• **Given problem**:
From the data that follows, copy every line holding the string "JSON".

Figure collection entries:
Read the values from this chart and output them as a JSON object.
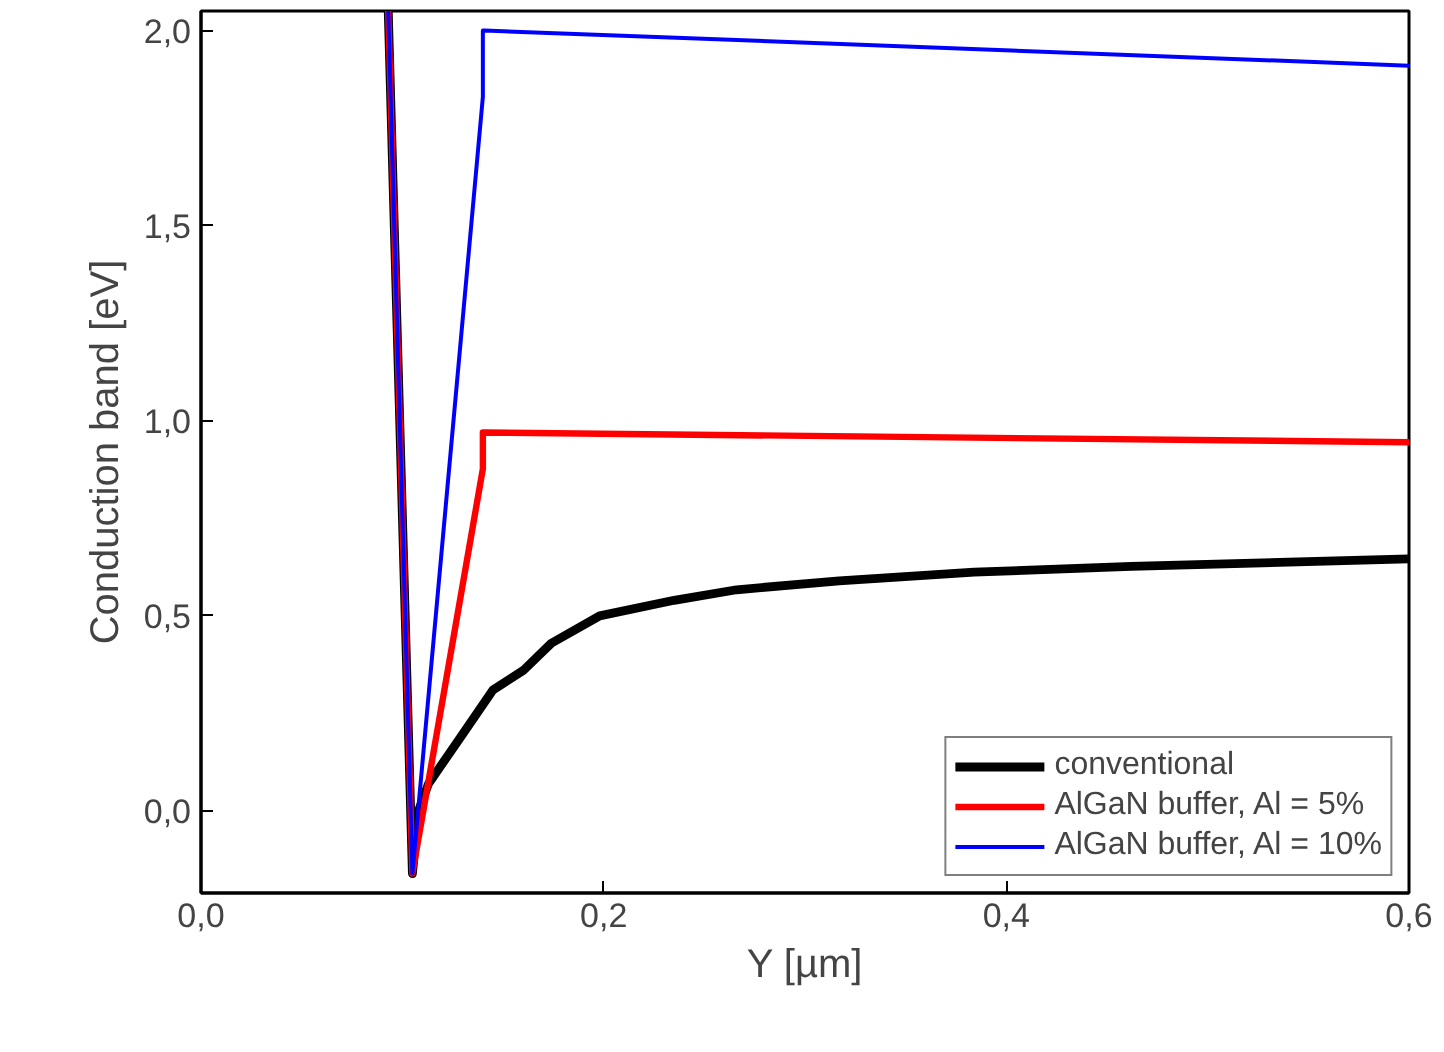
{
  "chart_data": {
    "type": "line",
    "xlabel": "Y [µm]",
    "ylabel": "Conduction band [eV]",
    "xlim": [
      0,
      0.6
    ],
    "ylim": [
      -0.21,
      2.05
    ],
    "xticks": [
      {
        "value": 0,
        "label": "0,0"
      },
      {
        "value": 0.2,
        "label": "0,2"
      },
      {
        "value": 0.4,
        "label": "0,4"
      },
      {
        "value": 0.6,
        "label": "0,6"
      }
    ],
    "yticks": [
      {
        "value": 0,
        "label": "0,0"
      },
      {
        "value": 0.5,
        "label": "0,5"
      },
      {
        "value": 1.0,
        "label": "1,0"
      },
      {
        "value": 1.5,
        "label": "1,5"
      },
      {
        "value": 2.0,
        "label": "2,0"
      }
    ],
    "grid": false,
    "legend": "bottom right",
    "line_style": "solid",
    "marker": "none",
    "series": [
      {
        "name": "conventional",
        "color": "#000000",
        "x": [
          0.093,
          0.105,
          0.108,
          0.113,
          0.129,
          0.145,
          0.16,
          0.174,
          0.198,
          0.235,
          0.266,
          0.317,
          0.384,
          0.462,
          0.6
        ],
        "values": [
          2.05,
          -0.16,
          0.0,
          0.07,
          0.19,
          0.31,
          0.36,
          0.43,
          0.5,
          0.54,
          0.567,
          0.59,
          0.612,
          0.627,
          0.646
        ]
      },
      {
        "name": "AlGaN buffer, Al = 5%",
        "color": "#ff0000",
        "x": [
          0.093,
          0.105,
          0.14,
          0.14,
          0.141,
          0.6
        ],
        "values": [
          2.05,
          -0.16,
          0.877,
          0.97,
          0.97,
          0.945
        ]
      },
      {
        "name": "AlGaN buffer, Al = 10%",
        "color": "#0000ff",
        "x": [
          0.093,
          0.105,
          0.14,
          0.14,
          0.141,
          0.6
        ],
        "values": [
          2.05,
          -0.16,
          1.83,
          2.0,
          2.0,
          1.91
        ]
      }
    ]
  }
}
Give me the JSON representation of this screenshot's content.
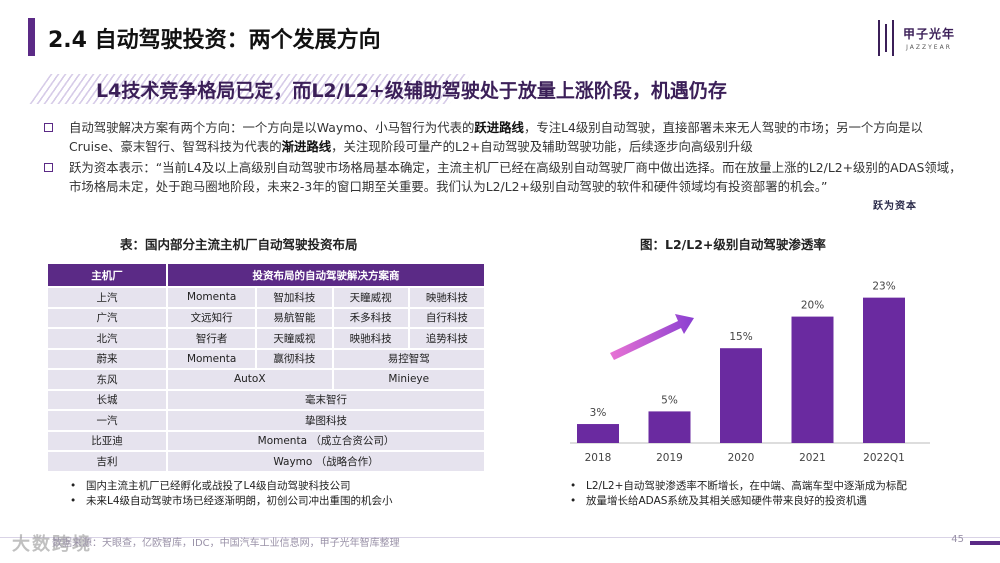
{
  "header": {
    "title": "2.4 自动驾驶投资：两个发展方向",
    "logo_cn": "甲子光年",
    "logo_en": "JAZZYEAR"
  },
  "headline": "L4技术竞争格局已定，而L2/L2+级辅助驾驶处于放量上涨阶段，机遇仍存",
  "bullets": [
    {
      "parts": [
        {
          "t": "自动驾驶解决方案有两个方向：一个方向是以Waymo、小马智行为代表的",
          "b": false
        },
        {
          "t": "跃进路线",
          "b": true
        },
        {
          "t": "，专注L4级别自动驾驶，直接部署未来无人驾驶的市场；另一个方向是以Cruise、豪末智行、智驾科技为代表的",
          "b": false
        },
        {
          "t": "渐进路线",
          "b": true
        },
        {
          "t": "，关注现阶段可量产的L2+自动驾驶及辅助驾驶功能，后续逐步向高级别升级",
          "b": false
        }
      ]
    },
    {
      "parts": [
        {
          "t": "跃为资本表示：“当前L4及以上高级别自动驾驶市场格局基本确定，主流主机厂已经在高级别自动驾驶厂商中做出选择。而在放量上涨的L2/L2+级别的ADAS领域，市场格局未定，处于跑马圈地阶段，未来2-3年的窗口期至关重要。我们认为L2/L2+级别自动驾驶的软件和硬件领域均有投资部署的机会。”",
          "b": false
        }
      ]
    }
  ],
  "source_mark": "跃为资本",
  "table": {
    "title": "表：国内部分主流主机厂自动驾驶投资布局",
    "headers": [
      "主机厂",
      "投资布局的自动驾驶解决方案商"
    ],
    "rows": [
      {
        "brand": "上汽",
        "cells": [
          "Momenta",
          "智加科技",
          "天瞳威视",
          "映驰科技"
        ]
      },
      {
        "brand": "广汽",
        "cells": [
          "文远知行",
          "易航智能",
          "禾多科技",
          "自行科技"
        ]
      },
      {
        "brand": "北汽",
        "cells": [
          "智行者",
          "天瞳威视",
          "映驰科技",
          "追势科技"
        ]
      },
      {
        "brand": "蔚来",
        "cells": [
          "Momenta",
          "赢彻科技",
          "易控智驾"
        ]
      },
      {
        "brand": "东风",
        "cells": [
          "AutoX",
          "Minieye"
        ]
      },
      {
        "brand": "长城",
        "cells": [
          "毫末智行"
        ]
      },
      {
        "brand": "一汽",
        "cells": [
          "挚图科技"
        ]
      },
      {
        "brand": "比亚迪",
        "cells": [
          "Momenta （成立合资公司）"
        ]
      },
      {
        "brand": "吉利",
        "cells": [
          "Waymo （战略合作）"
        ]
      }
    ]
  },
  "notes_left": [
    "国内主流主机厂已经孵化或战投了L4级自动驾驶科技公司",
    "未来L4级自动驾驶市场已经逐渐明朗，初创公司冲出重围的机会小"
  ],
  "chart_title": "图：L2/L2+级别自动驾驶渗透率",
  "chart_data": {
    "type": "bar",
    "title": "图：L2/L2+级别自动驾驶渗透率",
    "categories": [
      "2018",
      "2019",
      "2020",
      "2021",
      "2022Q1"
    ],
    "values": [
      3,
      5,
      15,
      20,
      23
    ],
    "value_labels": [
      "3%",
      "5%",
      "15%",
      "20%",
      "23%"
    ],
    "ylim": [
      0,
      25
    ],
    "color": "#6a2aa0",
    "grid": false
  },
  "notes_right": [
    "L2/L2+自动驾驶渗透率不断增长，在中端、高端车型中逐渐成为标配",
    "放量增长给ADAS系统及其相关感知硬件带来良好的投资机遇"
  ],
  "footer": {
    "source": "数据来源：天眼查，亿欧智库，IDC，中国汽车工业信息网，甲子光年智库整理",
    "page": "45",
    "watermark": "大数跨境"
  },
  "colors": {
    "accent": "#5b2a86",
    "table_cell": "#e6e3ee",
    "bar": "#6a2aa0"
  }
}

• **Solution**:
Read the values from this chart and output them as a JSON object.
Give me the JSON representation of this screenshot's content.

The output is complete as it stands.